>> Start Extracted records

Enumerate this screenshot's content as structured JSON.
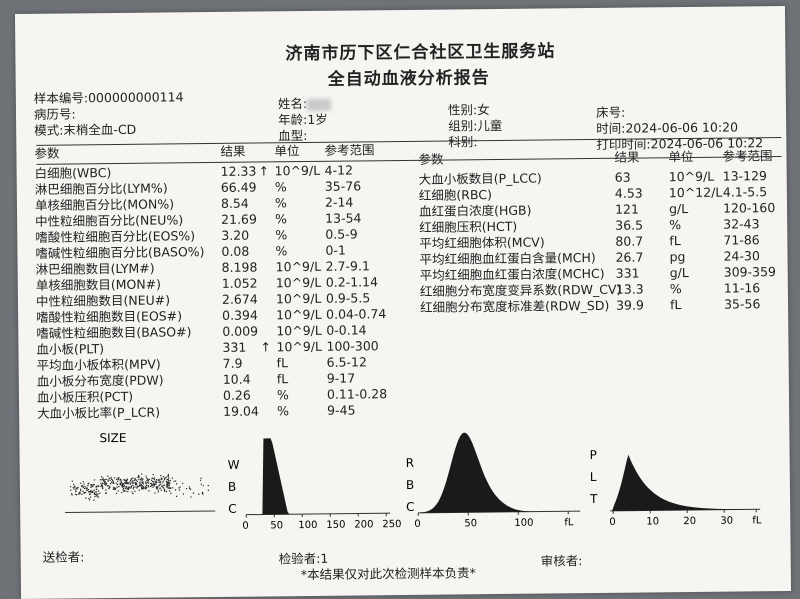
{
  "hospital": "济南市历下区仁合社区卫生服务站",
  "report_title": "全自动血液分析报告",
  "info": {
    "sample_no": "样本编号:000000000114",
    "record_no": "病历号:",
    "mode": "模式:末梢全血-CD",
    "name_label": "姓名:",
    "age": "年龄:1岁",
    "blood_type": "血型:",
    "gender": "性别:女",
    "group": "组别:儿童",
    "dept": "科别:",
    "bed": "床号:",
    "time": "时间:2024-06-06 10:20",
    "print_time": "打印时间:2024-06-06 10:22"
  },
  "headers": {
    "param": "参数",
    "result": "结果",
    "unit": "单位",
    "ref": "参考范围"
  },
  "left_rows": [
    {
      "name": "白细胞(WBC)",
      "result": "12.33",
      "flag": "↑",
      "unit": "10^9/L",
      "ref": "4-12"
    },
    {
      "name": "淋巴细胞百分比(LYM%)",
      "result": "66.49",
      "flag": "",
      "unit": "%",
      "ref": "35-76"
    },
    {
      "name": "单核细胞百分比(MON%)",
      "result": "8.54",
      "flag": "",
      "unit": "%",
      "ref": "2-14"
    },
    {
      "name": "中性粒细胞百分比(NEU%)",
      "result": "21.69",
      "flag": "",
      "unit": "%",
      "ref": "13-54"
    },
    {
      "name": "嗜酸性粒细胞百分比(EOS%)",
      "result": "3.20",
      "flag": "",
      "unit": "%",
      "ref": "0.5-9"
    },
    {
      "name": "嗜碱性粒细胞百分比(BASO%)",
      "result": "0.08",
      "flag": "",
      "unit": "%",
      "ref": "0-1"
    },
    {
      "name": "淋巴细胞数目(LYM#)",
      "result": "8.198",
      "flag": "",
      "unit": "10^9/L",
      "ref": "2.7-9.1"
    },
    {
      "name": "单核细胞数目(MON#)",
      "result": "1.052",
      "flag": "",
      "unit": "10^9/L",
      "ref": "0.2-1.14"
    },
    {
      "name": "中性粒细胞数目(NEU#)",
      "result": "2.674",
      "flag": "",
      "unit": "10^9/L",
      "ref": "0.9-5.5"
    },
    {
      "name": "嗜酸性粒细胞数目(EOS#)",
      "result": "0.394",
      "flag": "",
      "unit": "10^9/L",
      "ref": "0.04-0.74"
    },
    {
      "name": "嗜碱性粒细胞数目(BASO#)",
      "result": "0.009",
      "flag": "",
      "unit": "10^9/L",
      "ref": "0-0.14"
    },
    {
      "name": "血小板(PLT)",
      "result": "331",
      "flag": "↑",
      "unit": "10^9/L",
      "ref": "100-300"
    },
    {
      "name": "平均血小板体积(MPV)",
      "result": "7.9",
      "flag": "",
      "unit": "fL",
      "ref": "6.5-12"
    },
    {
      "name": "血小板分布宽度(PDW)",
      "result": "10.4",
      "flag": "",
      "unit": "fL",
      "ref": "9-17"
    },
    {
      "name": "血小板压积(PCT)",
      "result": "0.26",
      "flag": "",
      "unit": "%",
      "ref": "0.11-0.28"
    },
    {
      "name": "大血小板比率(P_LCR)",
      "result": "19.04",
      "flag": "",
      "unit": "%",
      "ref": "9-45"
    }
  ],
  "right_rows": [
    {
      "name": "大血小板数目(P_LCC)",
      "result": "63",
      "unit": "10^9/L",
      "ref": "13-129"
    },
    {
      "name": "红细胞(RBC)",
      "result": "4.53",
      "unit": "10^12/L",
      "ref": "4.1-5.5"
    },
    {
      "name": "血红蛋白浓度(HGB)",
      "result": "121",
      "unit": "g/L",
      "ref": "120-160"
    },
    {
      "name": "红细胞压积(HCT)",
      "result": "36.5",
      "unit": "%",
      "ref": "32-43"
    },
    {
      "name": "平均红细胞体积(MCV)",
      "result": "80.7",
      "unit": "fL",
      "ref": "71-86"
    },
    {
      "name": "平均红细胞血红蛋白含量(MCH)",
      "result": "26.7",
      "unit": "pg",
      "ref": "24-30"
    },
    {
      "name": "平均红细胞血红蛋白浓度(MCHC)",
      "result": "331",
      "unit": "g/L",
      "ref": "309-359"
    },
    {
      "name": "红细胞分布宽度变异系数(RDW_CV)",
      "result": "13.3",
      "unit": "%",
      "ref": "11-16"
    },
    {
      "name": "红细胞分布宽度标准差(RDW_SD)",
      "result": "39.9",
      "unit": "fL",
      "ref": "35-56"
    }
  ],
  "charts": {
    "size_label": "SIZE",
    "wbc_letters": [
      "W",
      "B",
      "C"
    ],
    "wbc_ticks": [
      "0",
      "50",
      "100",
      "150",
      "200",
      "250"
    ],
    "rbc_letters": [
      "R",
      "B",
      "C"
    ],
    "rbc_ticks": [
      "0",
      "50",
      "100",
      "fL"
    ],
    "plt_letters": [
      "P",
      "L",
      "T"
    ],
    "plt_ticks": [
      "0",
      "10",
      "20",
      "30",
      "fL"
    ]
  },
  "footer": {
    "sender": "送检者:",
    "tester": "检验者:1",
    "reviewer": "审核者:",
    "note": "*本结果仅对此次检测样本负责*"
  }
}
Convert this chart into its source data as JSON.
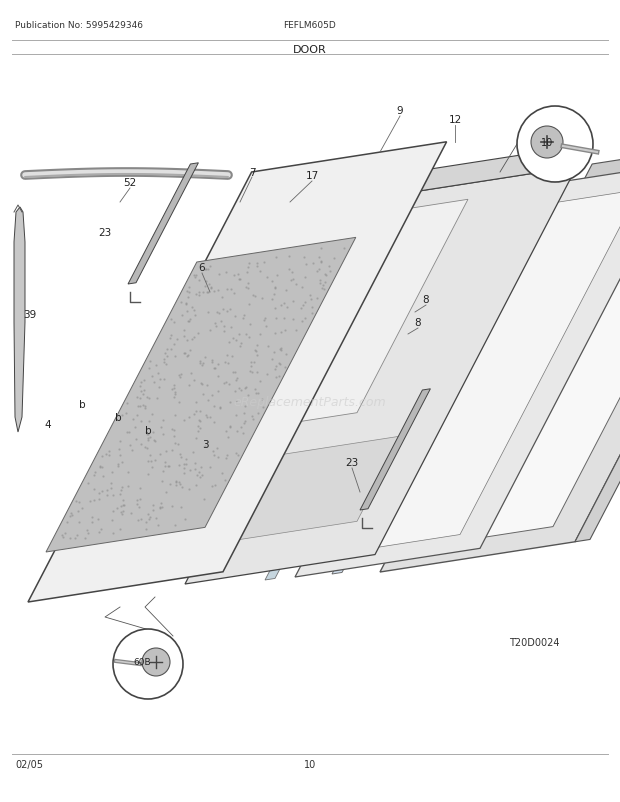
{
  "title": "DOOR",
  "pub_no": "Publication No: 5995429346",
  "model": "FEFLM605D",
  "diagram_id": "T20D0024",
  "date": "02/05",
  "page": "10",
  "watermark": "eReplacementParts.com",
  "bg_color": "#ffffff",
  "line_color": "#555555"
}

>> End Extracted records

▸ **The exercise**
Leave out the pictures and output every record above precisely as given.

▸ **Output of the exercise**
Enumerate this screenshot's content as structured JSON.
{
  "hospital": "济南市历下区仁合社区卫生服务站",
  "report_title": "全自动血液分析报告",
  "info": {
    "sample_no": "样本编号:000000000114",
    "record_no": "病历号:",
    "mode": "模式:末梢全血-CD",
    "name_label": "姓名:",
    "age": "年龄:1岁",
    "blood_type": "血型:",
    "gender": "性别:女",
    "group": "组别:儿童",
    "dept": "科别:",
    "bed": "床号:",
    "time": "时间:2024-06-06 10:20",
    "print_time": "打印时间:2024-06-06 10:22"
  },
  "headers": {
    "param": "参数",
    "result": "结果",
    "unit": "单位",
    "ref": "参考范围"
  },
  "left_rows": [
    {
      "name": "白细胞(WBC)",
      "result": "12.33",
      "flag": "↑",
      "unit": "10^9/L",
      "ref": "4-12"
    },
    {
      "name": "淋巴细胞百分比(LYM%)",
      "result": "66.49",
      "flag": "",
      "unit": "%",
      "ref": "35-76"
    },
    {
      "name": "单核细胞百分比(MON%)",
      "result": "8.54",
      "flag": "",
      "unit": "%",
      "ref": "2-14"
    },
    {
      "name": "中性粒细胞百分比(NEU%)",
      "result": "21.69",
      "flag": "",
      "unit": "%",
      "ref": "13-54"
    },
    {
      "name": "嗜酸性粒细胞百分比(EOS%)",
      "result": "3.20",
      "flag": "",
      "unit": "%",
      "ref": "0.5-9"
    },
    {
      "name": "嗜碱性粒细胞百分比(BASO%)",
      "result": "0.08",
      "flag": "",
      "unit": "%",
      "ref": "0-1"
    },
    {
      "name": "淋巴细胞数目(LYM#)",
      "result": "8.198",
      "flag": "",
      "unit": "10^9/L",
      "ref": "2.7-9.1"
    },
    {
      "name": "单核细胞数目(MON#)",
      "result": "1.052",
      "flag": "",
      "unit": "10^9/L",
      "ref": "0.2-1.14"
    },
    {
      "name": "中性粒细胞数目(NEU#)",
      "result": "2.674",
      "flag": "",
      "unit": "10^9/L",
      "ref": "0.9-5.5"
    },
    {
      "name": "嗜酸性粒细胞数目(EOS#)",
      "result": "0.394",
      "flag": "",
      "unit": "10^9/L",
      "ref": "0.04-0.74"
    },
    {
      "name": "嗜碱性粒细胞数目(BASO#)",
      "result": "0.009",
      "flag": "",
      "unit": "10^9/L",
      "ref": "0-0.14"
    },
    {
      "name": "血小板(PLT)",
      "result": "331",
      "flag": "↑",
      "unit": "10^9/L",
      "ref": "100-300"
    },
    {
      "name": "平均血小板体积(MPV)",
      "result": "7.9",
      "flag": "",
      "unit": "fL",
      "ref": "6.5-12"
    },
    {
      "name": "血小板分布宽度(PDW)",
      "result": "10.4",
      "flag": "",
      "unit": "fL",
      "ref": "9-17"
    },
    {
      "name": "血小板压积(PCT)",
      "result": "0.26",
      "flag": "",
      "unit": "%",
      "ref": "0.11-0.28"
    },
    {
      "name": "大血小板比率(P_LCR)",
      "result": "19.04",
      "flag": "",
      "unit": "%",
      "ref": "9-45"
    }
  ],
  "right_rows": [
    {
      "name": "大血小板数目(P_LCC)",
      "result": "63",
      "unit": "10^9/L",
      "ref": "13-129"
    },
    {
      "name": "红细胞(RBC)",
      "result": "4.53",
      "unit": "10^12/L",
      "ref": "4.1-5.5"
    },
    {
      "name": "血红蛋白浓度(HGB)",
      "result": "121",
      "unit": "g/L",
      "ref": "120-160"
    },
    {
      "name": "红细胞压积(HCT)",
      "result": "36.5",
      "unit": "%",
      "ref": "32-43"
    },
    {
      "name": "平均红细胞体积(MCV)",
      "result": "80.7",
      "unit": "fL",
      "ref": "71-86"
    },
    {
      "name": "平均红细胞血红蛋白含量(MCH)",
      "result": "26.7",
      "unit": "pg",
      "ref": "24-30"
    },
    {
      "name": "平均红细胞血红蛋白浓度(MCHC)",
      "result": "331",
      "unit": "g/L",
      "ref": "309-359"
    },
    {
      "name": "红细胞分布宽度变异系数(RDW_CV)",
      "result": "13.3",
      "unit": "%",
      "ref": "11-16"
    },
    {
      "name": "红细胞分布宽度标准差(RDW_SD)",
      "result": "39.9",
      "unit": "fL",
      "ref": "35-56"
    }
  ],
  "charts": {
    "size_label": "SIZE",
    "wbc_letters": [
      "W",
      "B",
      "C"
    ],
    "wbc_ticks": [
      "0",
      "50",
      "100",
      "150",
      "200",
      "250"
    ],
    "rbc_letters": [
      "R",
      "B",
      "C"
    ],
    "rbc_ticks": [
      "0",
      "50",
      "100",
      "fL"
    ],
    "plt_letters": [
      "P",
      "L",
      "T"
    ],
    "plt_ticks": [
      "0",
      "10",
      "20",
      "30",
      "fL"
    ]
  },
  "footer": {
    "sender": "送检者:",
    "tester": "检验者:1",
    "reviewer": "审核者:",
    "note": "*本结果仅对此次检测样本负责*"
  }
}
Convert this chart into its source data as JSON.
{
  "title": "DOOR",
  "pub_no": "Publication No: 5995429346",
  "model": "FEFLM605D",
  "diagram_id": "T20D0024",
  "date": "02/05",
  "page": "10",
  "watermark": "eReplacementParts.com",
  "bg_color": "#ffffff",
  "line_color": "#555555"
}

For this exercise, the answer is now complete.